Exercise task
How many lines in the records below hold the string "things"? Please answer with the number and nothing more.

Extracted data
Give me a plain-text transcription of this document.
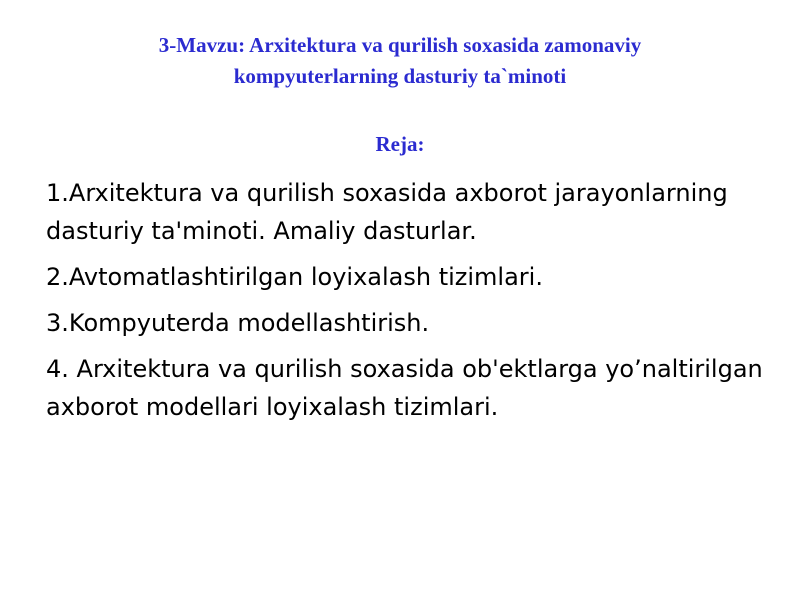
3-Mavzu: Arxitektura va qurilish soxasida zamonaviy
kompyuterlarning dasturiy ta`minoti
Reja:
1.Arxitektura va qurilish soxasida axborot jarayonlarning dasturiy ta'minoti. Amaliy dasturlar.
2.Avtomatlashtirilgan loyixalash tizimlari.
3.Kompyuterda modellashtirish.
4. Arxitektura va qurilish soxasida ob'ektlarga yo’naltirilgan axborot modellari loyixalash tizimlari.
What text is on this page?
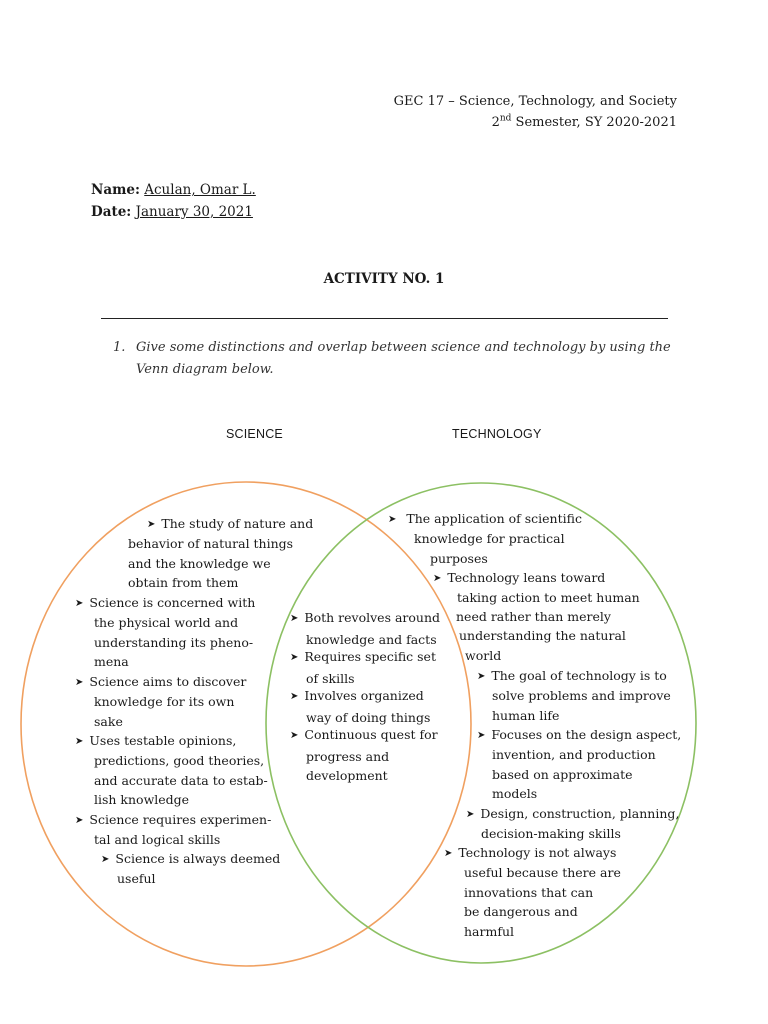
GEC 17 – Science, Technology, and Society
2nd Semester, SY 2020-2021
Name: Aculan, Omar L.
Date: January 30, 2021
ACTIVITY NO. 1
1. Give some distinctions and overlap between science and technology by using the Venn diagram below.
SCIENCE	TECHNOLOGY
➤ The study of nature and
behavior of natural things
and the knowledge we
obtain from them
➤ Science is concerned with
the physical world and
understanding its pheno-
mena
➤ Science aims to discover
knowledge for its own
sake
➤ Uses testable opinions,
predictions, good theories,
and accurate data to estab-
lish knowledge
➤ Science requires experimen-
tal and logical skills
➤ Science is always deemed
useful
➤ Both revolves around
knowledge and facts
➤ Requires specific set
of skills
➤ Involves organized
way of doing things
➤ Continuous quest for
progress and
development
➤ The application of scientific
knowledge for practical
purposes
➤ Technology leans toward
taking action to meet human
need rather than merely
understanding the natural
world
➤ The goal of technology is to
solve problems and improve
human life
➤ Focuses on the design aspect,
invention, and production
based on approximate
models
➤ Design, construction, planning,
decision-making skills
➤ Technology is not always
useful because there are
innovations that can
be dangerous and
harmful
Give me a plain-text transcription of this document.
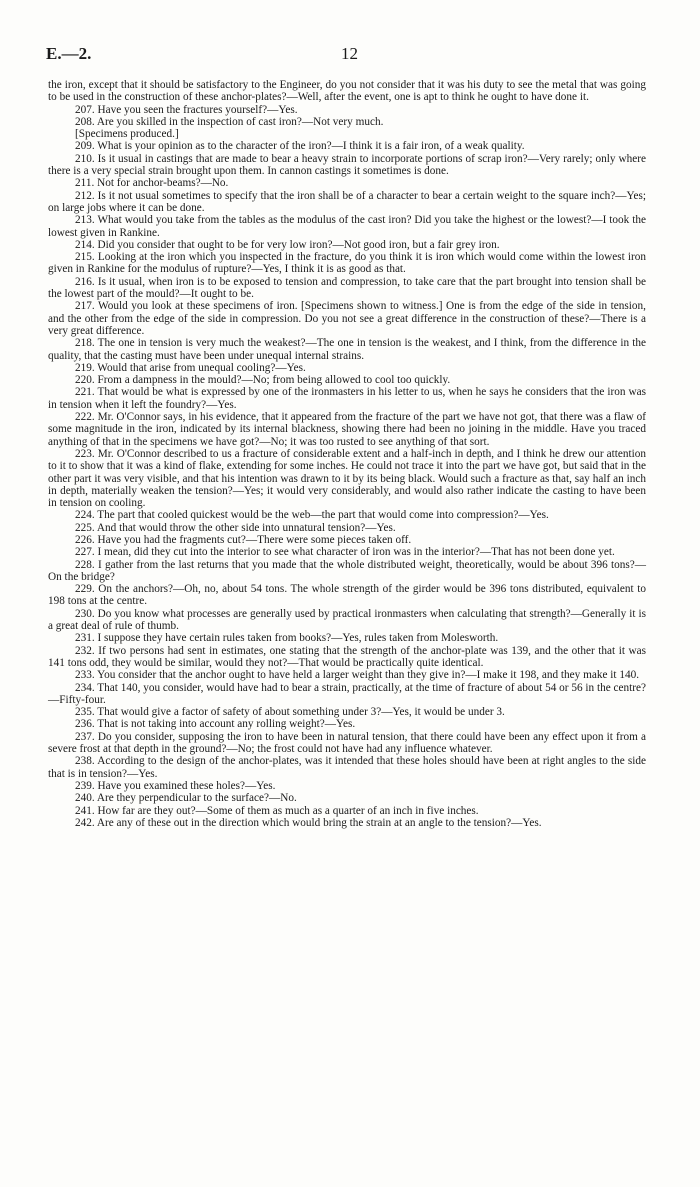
E.—2.	12

the iron, except that it should be satisfactory to the Engineer, do you not consider that it was his duty to see the metal that was going to be used in the construction of these anchor-plates?—Well, after the event, one is apt to think he ought to have done it.

207. Have you seen the fractures yourself?—Yes.

208. Are you skilled in the inspection of cast iron?—Not very much.

[Specimens produced.]

209. What is your opinion as to the character of the iron?—I think it is a fair iron, of a weak quality.

210. Is it usual in castings that are made to bear a heavy strain to incorporate portions of scrap iron?—Very rarely; only where there is a very special strain brought upon them. In cannon castings it sometimes is done.

211. Not for anchor-beams?—No.

212. Is it not usual sometimes to specify that the iron shall be of a character to bear a certain weight to the square inch?—Yes; on large jobs where it can be done.

213. What would you take from the tables as the modulus of the cast iron? Did you take the highest or the lowest?—I took the lowest given in Rankine.

214. Did you consider that ought to be for very low iron?—Not good iron, but a fair grey iron.

215. Looking at the iron which you inspected in the fracture, do you think it is iron which would come within the lowest iron given in Rankine for the modulus of rupture?—Yes, I think it is as good as that.

216. Is it usual, when iron is to be exposed to tension and compression, to take care that the part brought into tension shall be the lowest part of the mould?—It ought to be.

217. Would you look at these specimens of iron. [Specimens shown to witness.] One is from the edge of the side in tension, and the other from the edge of the side in compression. Do you not see a great difference in the construction of these?—There is a very great difference.

218. The one in tension is very much the weakest?—The one in tension is the weakest, and I think, from the difference in the quality, that the casting must have been under unequal internal strains.

219. Would that arise from unequal cooling?—Yes.

220. From a dampness in the mould?—No; from being allowed to cool too quickly.

221. That would be what is expressed by one of the ironmasters in his letter to us, when he says he considers that the iron was in tension when it left the foundry?—Yes.

222. Mr. O'Connor says, in his evidence, that it appeared from the fracture of the part we have not got, that there was a flaw of some magnitude in the iron, indicated by its internal blackness, showing there had been no joining in the middle. Have you traced anything of that in the specimens we have got?—No; it was too rusted to see anything of that sort.

223. Mr. O'Connor described to us a fracture of considerable extent and a half-inch in depth, and I think he drew our attention to it to show that it was a kind of flake, extending for some inches. He could not trace it into the part we have got, but said that in the other part it was very visible, and that his intention was drawn to it by its being black. Would such a fracture as that, say half an inch in depth, materially weaken the tension?—Yes; it would very considerably, and would also rather indicate the casting to have been in tension on cooling.

224. The part that cooled quickest would be the web—the part that would come into compression?—Yes.

225. And that would throw the other side into unnatural tension?—Yes.

226. Have you had the fragments cut?—There were some pieces taken off.

227. I mean, did they cut into the interior to see what character of iron was in the interior?—That has not been done yet.

228. I gather from the last returns that you made that the whole distributed weight, theoretically, would be about 396 tons?—On the bridge?

229. On the anchors?—Oh, no, about 54 tons. The whole strength of the girder would be 396 tons distributed, equivalent to 198 tons at the centre.

230. Do you know what processes are generally used by practical ironmasters when calculating that strength?—Generally it is a great deal of rule of thumb.

231. I suppose they have certain rules taken from books?—Yes, rules taken from Molesworth.

232. If two persons had sent in estimates, one stating that the strength of the anchor-plate was 139, and the other that it was 141 tons odd, they would be similar, would they not?—That would be practically quite identical.

233. You consider that the anchor ought to have held a larger weight than they give in?—I make it 198, and they make it 140.

234. That 140, you consider, would have had to bear a strain, practically, at the time of fracture of about 54 or 56 in the centre?—Fifty-four.

235. That would give a factor of safety of about something under 3?—Yes, it would be under 3.

236. That is not taking into account any rolling weight?—Yes.

237. Do you consider, supposing the iron to have been in natural tension, that there could have been any effect upon it from a severe frost at that depth in the ground?—No; the frost could not have had any influence whatever.

238. According to the design of the anchor-plates, was it intended that these holes should have been at right angles to the side that is in tension?—Yes.

239. Have you examined these holes?—Yes.

240. Are they perpendicular to the surface?—No.

241. How far are they out?—Some of them as much as a quarter of an inch in five inches.

242. Are any of these out in the direction which would bring the strain at an angle to the tension?—Yes.
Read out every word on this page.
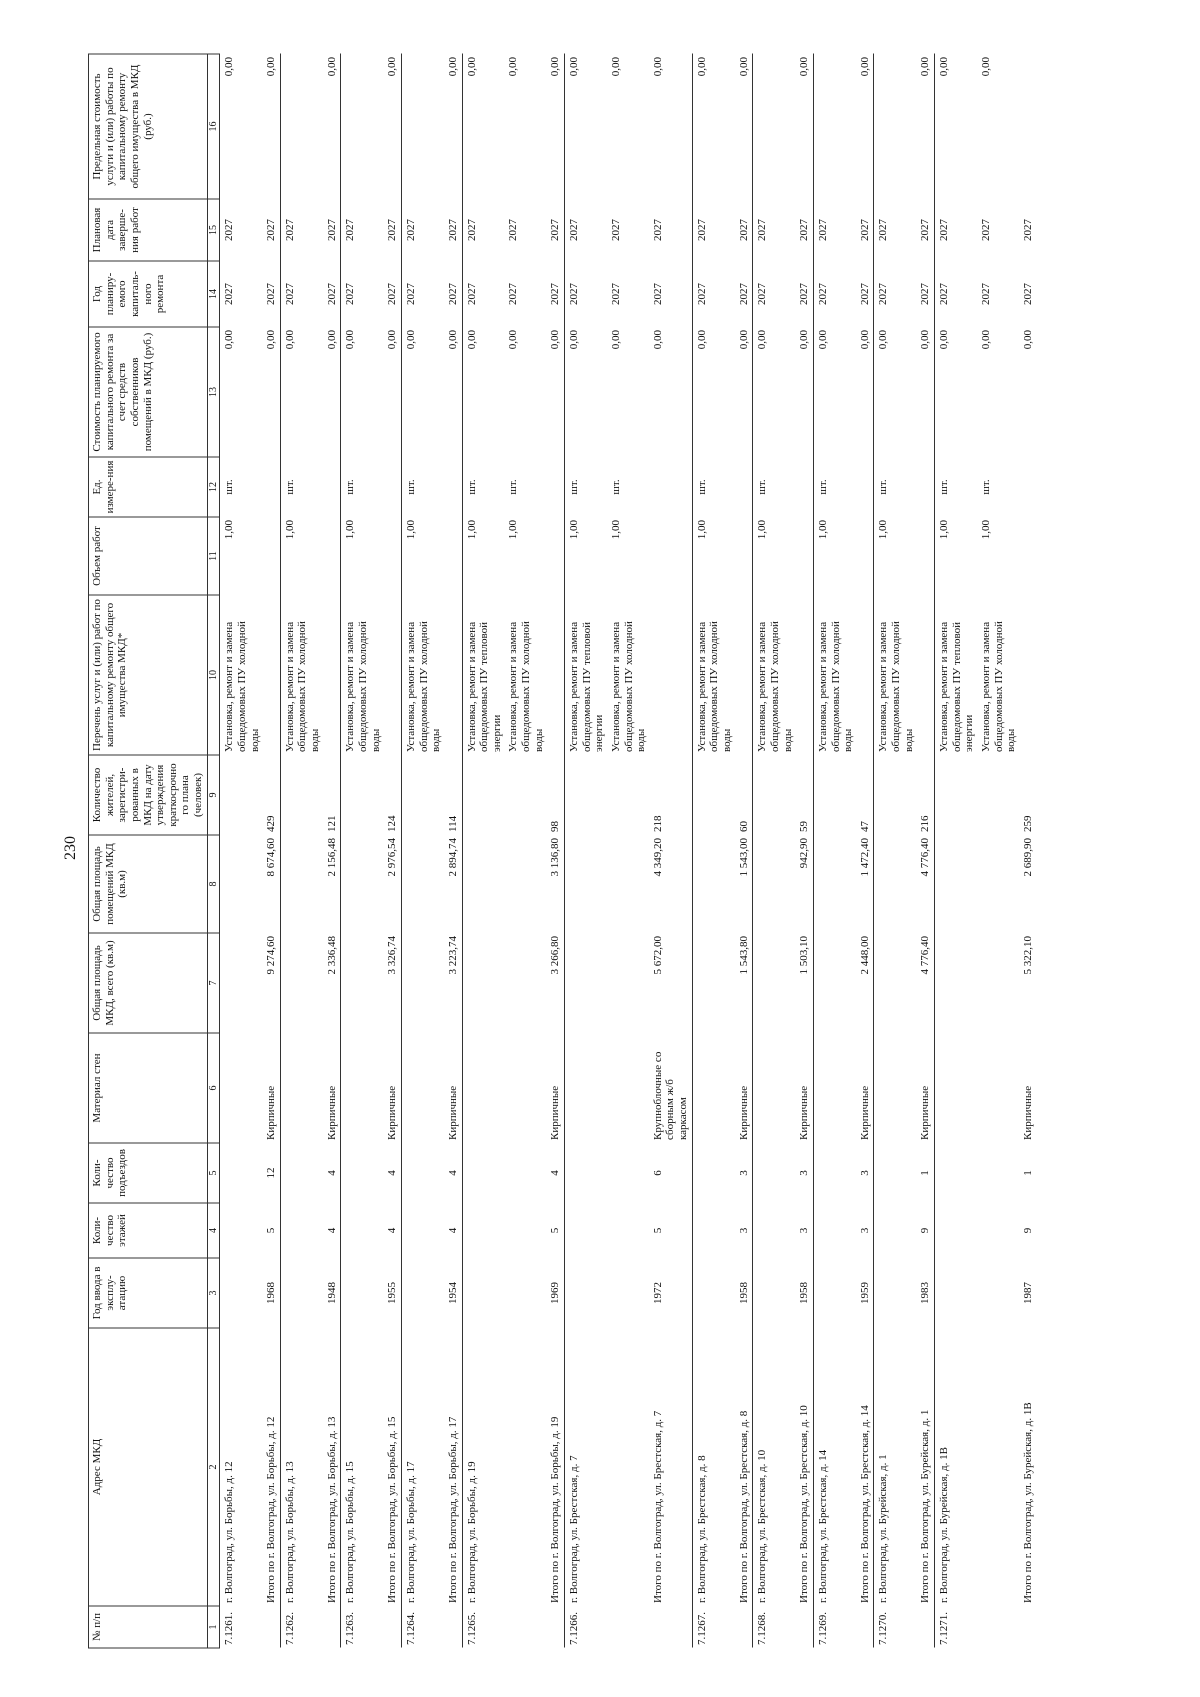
230
№ п/п	Адрес МКД	Год ввода в эксплу-атацию	Коли-чество этажей	Коли-чество подъездов	Материал стен	Общая площадь МКД, всего (кв.м)	Общая площадь помещений МКД (кв.м)	Количество жителей, зарегистри-рованных в МКД на дату утверждения краткосрочно го плана (человек)	Перечень услуг и (или) работ по капитальному ремонту общего имущества МКД*	Объем работ	Ед. измере-ния	Стоимость планируемого капитального ремонта за счет средств собственников помещений в МКД (руб.)	Год планиру-емого капиталь-ного ремонта	Плановая дата заверше-ния работ	Предельная стоимость услуги и (или) работы по капитальному ремонту общего имущества в МКД (руб.)
1	2	3	4	5	6	7	8	9	10	11	12	13	14	15	16
7.1261.	г. Волгоград, ул. Борьбы, д. 12								Установка, ремонт и замена общедомовых ПУ холодной воды	1,00	шт.	0,00	2027	2027	0,00
	Итого по г. Волгоград, ул. Борьбы, д. 12	1968	5	12	Кирпичные	9 274,60	8 674,60	429				0,00	2027	2027	0,00
7.1262.	г. Волгоград, ул. Борьбы, д. 13								Установка, ремонт и замена общедомовых ПУ холодной воды	1,00	шт.	0,00	2027	2027	
	Итого по г. Волгоград, ул. Борьбы, д. 13	1948	4	4	Кирпичные	2 336,48	2 156,48	121				0,00	2027	2027	0,00
7.1263.	г. Волгоград, ул. Борьбы, д. 15								Установка, ремонт и замена общедомовых ПУ холодной воды	1,00	шт.	0,00	2027	2027	
	Итого по г. Волгоград, ул. Борьбы, д. 15	1955	4	4	Кирпичные	3 326,74	2 976,54	124				0,00	2027	2027	0,00
7.1264.	г. Волгоград, ул. Борьбы, д. 17								Установка, ремонт и замена общедомовых ПУ холодной воды	1,00	шт.	0,00	2027	2027	
	Итого по г. Волгоград, ул. Борьбы, д. 17	1954	4	4	Кирпичные	3 223,74	2 894,74	114				0,00	2027	2027	0,00
7.1265.	г. Волгоград, ул. Борьбы, д. 19								Установка, ремонт и замена общедомовых ПУ тепловой энергии	1,00	шт.	0,00	2027	2027	0,00
									Установка, ремонт и замена общедомовых ПУ холодной воды	1,00	шт.	0,00	2027	2027	0,00
	Итого по г. Волгоград, ул. Борьбы, д. 19	1969	5	4	Кирпичные	3 266,80	3 136,80	98				0,00	2027	2027	0,00
7.1266.	г. Волгоград, ул. Брестская, д. 7								Установка, ремонт и замена общедомовых ПУ тепловой энергии	1,00	шт.	0,00	2027	2027	0,00
									Установка, ремонт и замена общедомовых ПУ холодной воды	1,00	шт.	0,00	2027	2027	0,00
	Итого по г. Волгоград, ул. Брестская, д. 7	1972	5	6	Крупноблочные со сборным ж/б каркасом	5 672,00	4 349,20	218				0,00	2027	2027	0,00
7.1267.	г. Волгоград, ул. Брестская, д. 8								Установка, ремонт и замена общедомовых ПУ холодной воды	1,00	шт.	0,00	2027	2027	0,00
	Итого по г. Волгоград, ул. Брестская, д. 8	1958	3	3	Кирпичные	1 543,80	1 543,00	60				0,00	2027	2027	0,00
7.1268.	г. Волгоград, ул. Брестская, д. 10								Установка, ремонт и замена общедомовых ПУ холодной воды	1,00	шт.	0,00	2027	2027	
	Итого по г. Волгоград, ул. Брестская, д. 10	1958	3	3	Кирпичные	1 503,10	942,90	59				0,00	2027	2027	0,00
7.1269.	г. Волгоград, ул. Брестская, д. 14								Установка, ремонт и замена общедомовых ПУ холодной воды	1,00	шт.	0,00	2027	2027	
	Итого по г. Волгоград, ул. Брестская, д. 14	1959	3	3	Кирпичные	2 448,00	1 472,40	47				0,00	2027	2027	0,00
7.1270.	г. Волгоград, ул. Бурейская, д. 1								Установка, ремонт и замена общедомовых ПУ холодной воды	1,00	шт.	0,00	2027	2027	
	Итого по г. Волгоград, ул. Бурейская, д. 1	1983	9	1	Кирпичные	4 776,40	4 776,40	216				0,00	2027	2027	0,00
7.1271.	г. Волгоград, ул. Бурейская, д. 1В								Установка, ремонт и замена общедомовых ПУ тепловой энергии	1,00	шт.	0,00	2027	2027	0,00
									Установка, ремонт и замена общедомовых ПУ холодной воды	1,00	шт.	0,00	2027	2027	0,00
	Итого по г. Волгоград, ул. Бурейская, д. 1В	1987	9	1	Кирпичные	5 322,10	2 689,90	259				0,00	2027	2027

Answer
2